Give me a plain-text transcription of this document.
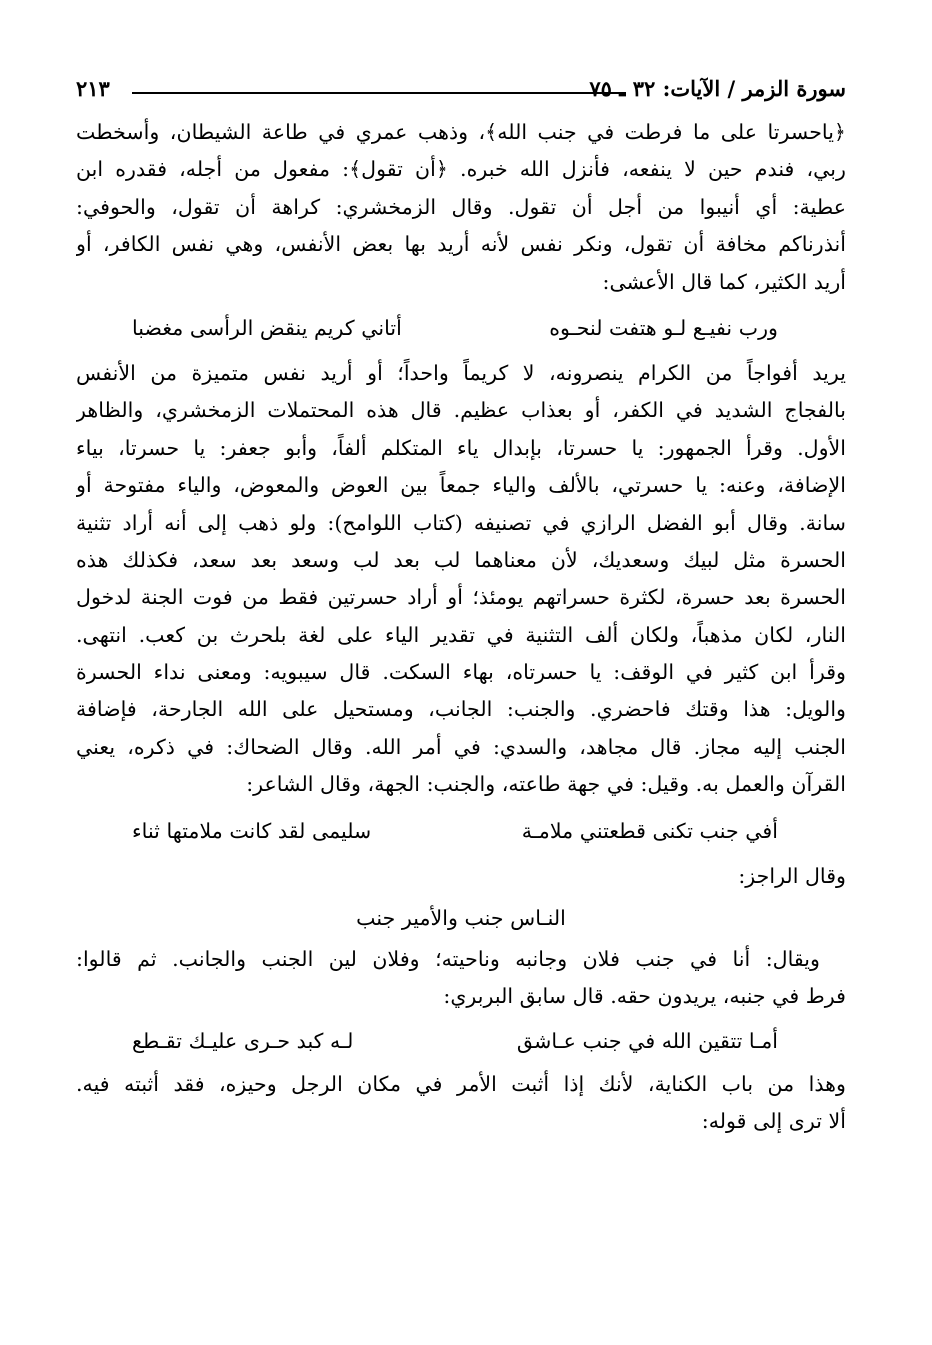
سورة الزمر / الآيات: ٣٢ ـ ٧٥
٢١٣
﴿ياحسرتا على ما فرطت في جنب الله﴾، وذهب عمري في طاعة الشيطان، وأسخطت
ربي، فندم حين لا ينفعه، فأنزل الله خبره. ﴿أن تقول﴾: مفعول من أجله، فقدره ابن
عطية: أي أنيبوا من أجل أن تقول. وقال الزمخشري: كراهة أن تقول، والحوفي:
أنذرناكم مخافة أن تقول، ونكر نفس لأنه أريد بها بعض الأنفس، وهي نفس الكافر، أو
أريد الكثير، كما قال الأعشى:
ورب نفيـع لـو هتفت لنحـوه
أتاني كريم ينقض الرأسى مغضبا
يريد أفواجاً من الكرام ينصرونه، لا كريماً واحداً؛ أو أريد نفس متميزة من الأنفس
بالفجاج الشديد في الكفر، أو بعذاب عظيم. قال هذه المحتملات الزمخشري، والظاهر
الأول. وقرأ الجمهور: يا حسرتا، بإبدال ياء المتكلم ألفاً، وأبو جعفر: يا حسرتا، بياء
الإضافة، وعنه: يا حسرتي، بالألف والياء جمعاً بين العوض والمعوض، والياء مفتوحة أو
سانة. وقال أبو الفضل الرازي في تصنيفه (كتاب اللوامح): ولو ذهب إلى أنه أراد تثنية
الحسرة مثل لبيك وسعديك، لأن معناهما لب بعد لب وسعد بعد سعد، فكذلك هذه
الحسرة بعد حسرة، لكثرة حسراتهم يومئذ؛ أو أراد حسرتين فقط من فوت الجنة لدخول
النار، لكان مذهباً، ولكان ألف التثنية في تقدير الياء على لغة بلحرث بن كعب. انتهى.
وقرأ ابن كثير في الوقف: يا حسرتاه، بهاء السكت. قال سيبويه: ومعنى نداء الحسرة
والويل: هذا وقتك فاحضري. والجنب: الجانب، ومستحيل على الله الجارحة، فإضافة
الجنب إليه مجاز. قال مجاهد، والسدي: في أمر الله. وقال الضحاك: في ذكره، يعني
القرآن والعمل به. وقيل: في جهة طاعته، والجنب: الجهة، وقال الشاعر:
أفي جنب تكنى قطعتني ملامـة
سليمى لقد كانت ملامتها ثناء
وقال الراجز:
النـاس جنب والأمير جنب
ويقال: أنا في جنب فلان وجانبه وناحيته؛ وفلان لين الجنب والجانب. ثم قالوا:
فرط في جنبه، يريدون حقه. قال سابق البربري:
أمـا تتقين الله في جنب عـاشق
لـه كبد حـرى عليـك تقـطع
وهذا من باب الكناية، لأنك إذا أثبت الأمر في مكان الرجل وحيزه، فقد أثبته فيه.
ألا ترى إلى قوله:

-=-=-

Restate the records word for word, omitting images.

Give me a plain-text transcription of this document.
سورة الزمر / الآيات: ٣٢ ـ ٧٥
٢١٣
﴿ياحسرتا على ما فرطت في جنب الله﴾، وذهب عمري في طاعة الشيطان، وأسخطت
ربي، فندم حين لا ينفعه، فأنزل الله خبره. ﴿أن تقول﴾: مفعول من أجله، فقدره ابن
عطية: أي أنيبوا من أجل أن تقول. وقال الزمخشري: كراهة أن تقول، والحوفي:
أنذرناكم مخافة أن تقول، ونكر نفس لأنه أريد بها بعض الأنفس، وهي نفس الكافر، أو
أريد الكثير، كما قال الأعشى:
ورب نفيـع لـو هتفت لنحـوه
أتاني كريم ينقض الرأسى مغضبا
يريد أفواجاً من الكرام ينصرونه، لا كريماً واحداً؛ أو أريد نفس متميزة من الأنفس
بالفجاج الشديد في الكفر، أو بعذاب عظيم. قال هذه المحتملات الزمخشري، والظاهر
الأول. وقرأ الجمهور: يا حسرتا، بإبدال ياء المتكلم ألفاً، وأبو جعفر: يا حسرتا، بياء
الإضافة، وعنه: يا حسرتي، بالألف والياء جمعاً بين العوض والمعوض، والياء مفتوحة أو
سانة. وقال أبو الفضل الرازي في تصنيفه (كتاب اللوامح): ولو ذهب إلى أنه أراد تثنية
الحسرة مثل لبيك وسعديك، لأن معناهما لب بعد لب وسعد بعد سعد، فكذلك هذه
الحسرة بعد حسرة، لكثرة حسراتهم يومئذ؛ أو أراد حسرتين فقط من فوت الجنة لدخول
النار، لكان مذهباً، ولكان ألف التثنية في تقدير الياء على لغة بلحرث بن كعب. انتهى.
وقرأ ابن كثير في الوقف: يا حسرتاه، بهاء السكت. قال سيبويه: ومعنى نداء الحسرة
والويل: هذا وقتك فاحضري. والجنب: الجانب، ومستحيل على الله الجارحة، فإضافة
الجنب إليه مجاز. قال مجاهد، والسدي: في أمر الله. وقال الضحاك: في ذكره، يعني
القرآن والعمل به. وقيل: في جهة طاعته، والجنب: الجهة، وقال الشاعر:
أفي جنب تكنى قطعتني ملامـة
سليمى لقد كانت ملامتها ثناء
وقال الراجز:
النـاس جنب والأمير جنب
ويقال: أنا في جنب فلان وجانبه وناحيته؛ وفلان لين الجنب والجانب. ثم قالوا:
فرط في جنبه، يريدون حقه. قال سابق البربري:
أمـا تتقين الله في جنب عـاشق
لـه كبد حـرى عليـك تقـطع
وهذا من باب الكناية، لأنك إذا أثبت الأمر في مكان الرجل وحيزه، فقد أثبته فيه.
ألا ترى إلى قوله:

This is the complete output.